Dataset rows about figures:
*-*-*

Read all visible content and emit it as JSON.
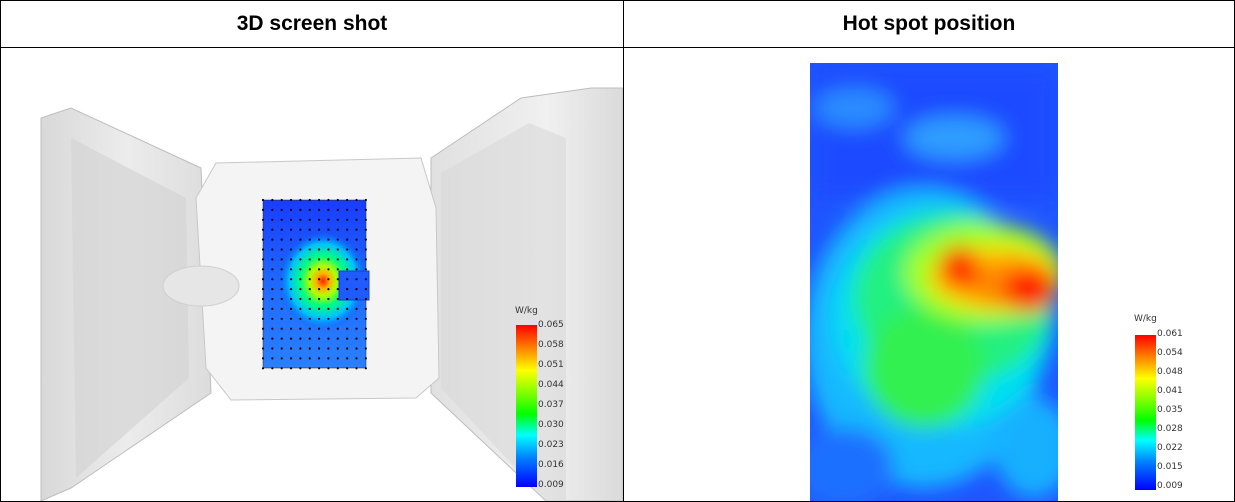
{
  "table": {
    "headers": [
      "3D screen shot",
      "Hot spot position"
    ]
  },
  "left_figure": {
    "legend": {
      "unit": "W/kg",
      "ticks": [
        "0.065",
        "0.058",
        "0.051",
        "0.044",
        "0.037",
        "0.030",
        "0.023",
        "0.016",
        "0.009"
      ]
    }
  },
  "right_figure": {
    "legend": {
      "unit": "W/kg",
      "ticks": [
        "0.061",
        "0.054",
        "0.048",
        "0.041",
        "0.035",
        "0.028",
        "0.022",
        "0.015",
        "0.009"
      ]
    }
  },
  "colors": {
    "scale": [
      "#ff0000",
      "#ff8000",
      "#ffff00",
      "#80ff00",
      "#00ff00",
      "#00ffff",
      "#0080ff",
      "#0000ff"
    ]
  }
}
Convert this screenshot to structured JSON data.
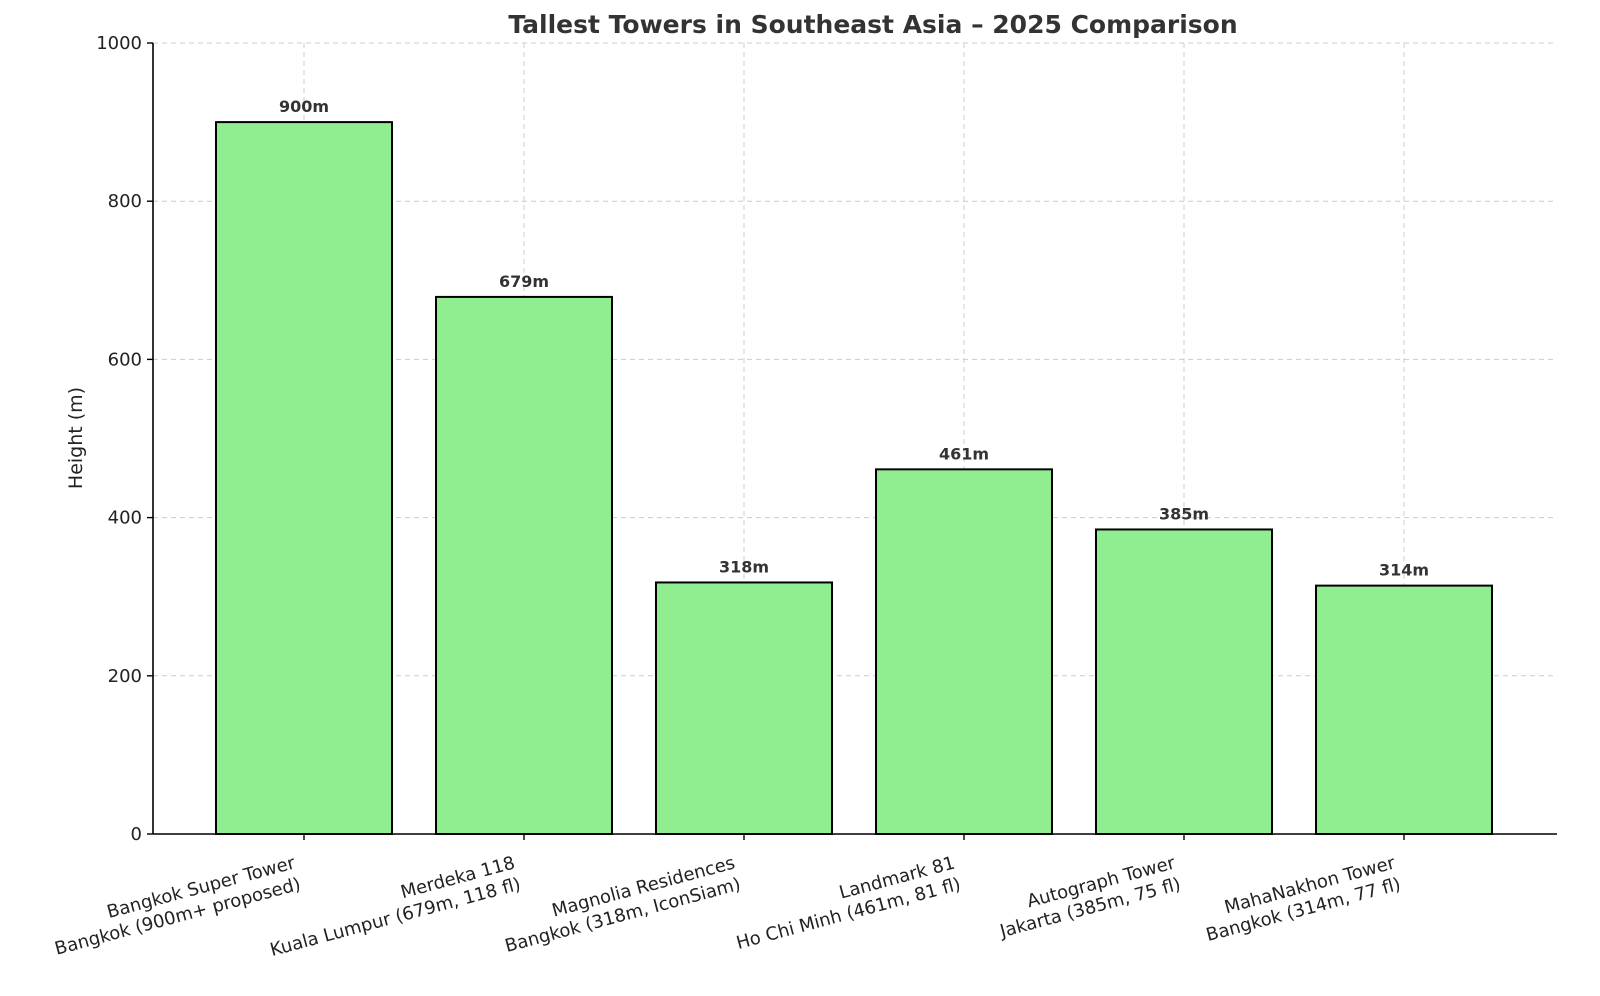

*-*-*

» STATED GOAL
In your copy of the records, include no pictures; repeat everything else exactly.

» ANSWER TO THE PROBLEM
Read all visible content and emit it as JSON.
{
  "table": {
    "headers": [
      "3D screen shot",
      "Hot spot position"
    ]
  },
  "left_figure": {
    "legend": {
      "unit": "W/kg",
      "ticks": [
        "0.065",
        "0.058",
        "0.051",
        "0.044",
        "0.037",
        "0.030",
        "0.023",
        "0.016",
        "0.009"
      ]
    }
  },
  "right_figure": {
    "legend": {
      "unit": "W/kg",
      "ticks": [
        "0.061",
        "0.054",
        "0.048",
        "0.041",
        "0.035",
        "0.028",
        "0.022",
        "0.015",
        "0.009"
      ]
    }
  },
  "colors": {
    "scale": [
      "#ff0000",
      "#ff8000",
      "#ffff00",
      "#80ff00",
      "#00ff00",
      "#00ffff",
      "#0080ff",
      "#0000ff"
    ]
  }
}
Convert this screenshot to structured JSON data.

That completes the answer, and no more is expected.